Part of a data file:
======

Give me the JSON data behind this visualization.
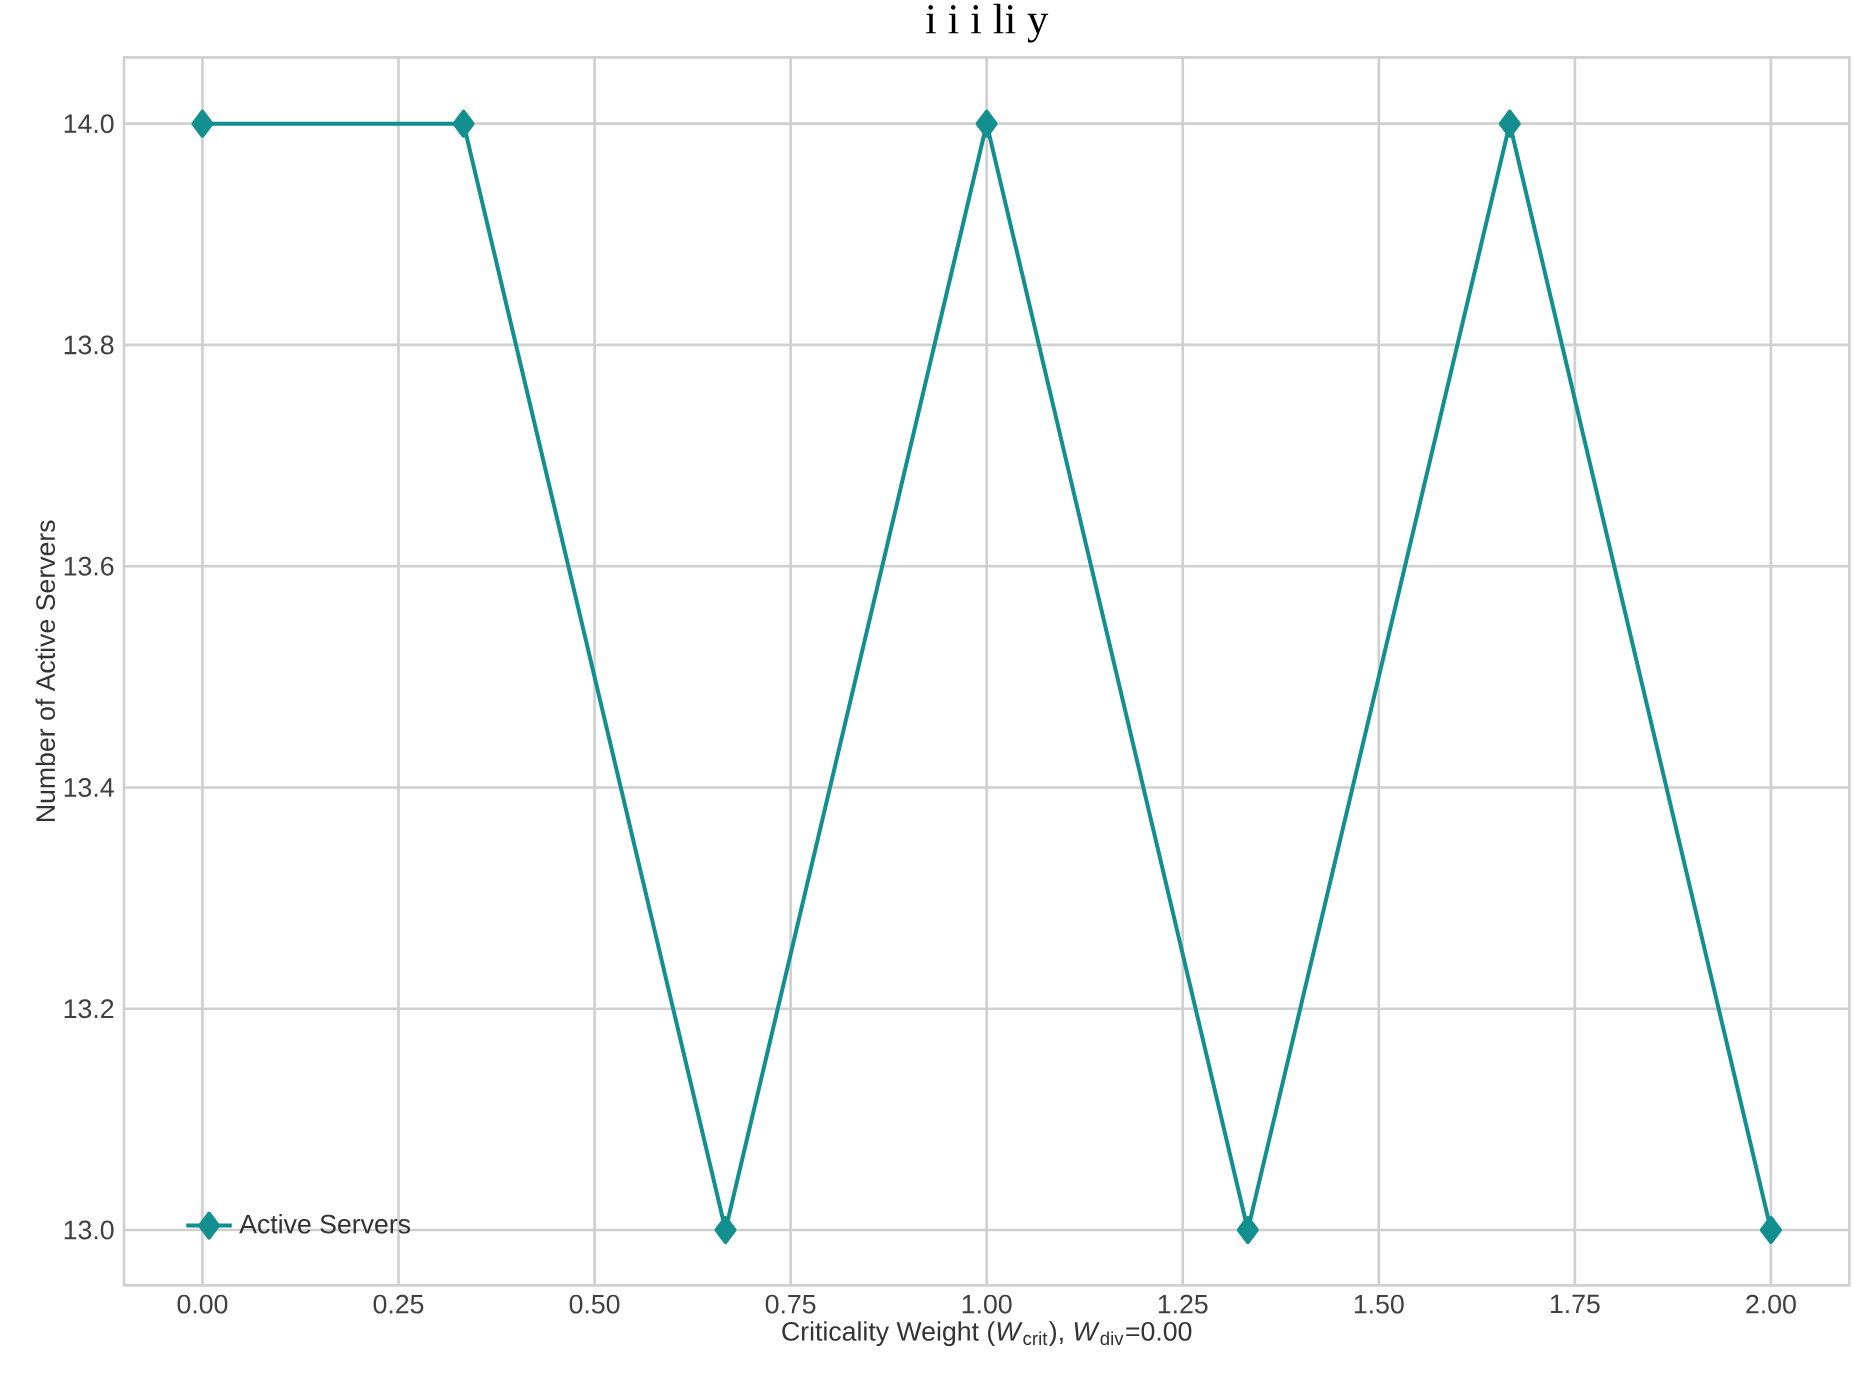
{
  "chart_data": {
    "type": "line",
    "title": "i i i li y",
    "xlabel": "Criticality Weight (*W*$_{crit}$), *W*$_{div}$=0.00",
    "ylabel": "Number of Active Servers",
    "x": [
      0,
      0.333,
      0.667,
      1.0,
      1.333,
      1.667,
      2.0
    ],
    "series": [
      {
        "name": "Active Servers",
        "color": "#138f8f",
        "values": [
          14.0,
          14.0,
          13.0,
          14.0,
          13.0,
          14.0,
          13.0
        ]
      }
    ],
    "xlim": [
      -0.1,
      2.1
    ],
    "ylim": [
      12.95,
      14.06
    ],
    "xticks": [
      {
        "value": 0,
        "label": "0.00"
      },
      0.25,
      {
        "value": 0.5,
        "label": "0.50"
      },
      0.75,
      {
        "value": 1,
        "label": "1.00"
      },
      1.25,
      {
        "value": 1.5,
        "label": "1.50"
      },
      1.75,
      {
        "value": 2,
        "label": "2.00"
      }
    ],
    "yticks": [
      {
        "value": 13,
        "label": "13.0"
      },
      13.2,
      13.4,
      13.6,
      13.8,
      {
        "value": 14,
        "label": "14.0"
      }
    ],
    "grid": true,
    "legend": "bottom left",
    "marker": "diamond",
    "line_style": "solid"
  }
}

======

WRITTEN INSTRUCTION.
Take every line containing the word "Servers" and copy it.

REPLY.
    "ylabel": "Number of Active Servers",
        "name": "Active Servers",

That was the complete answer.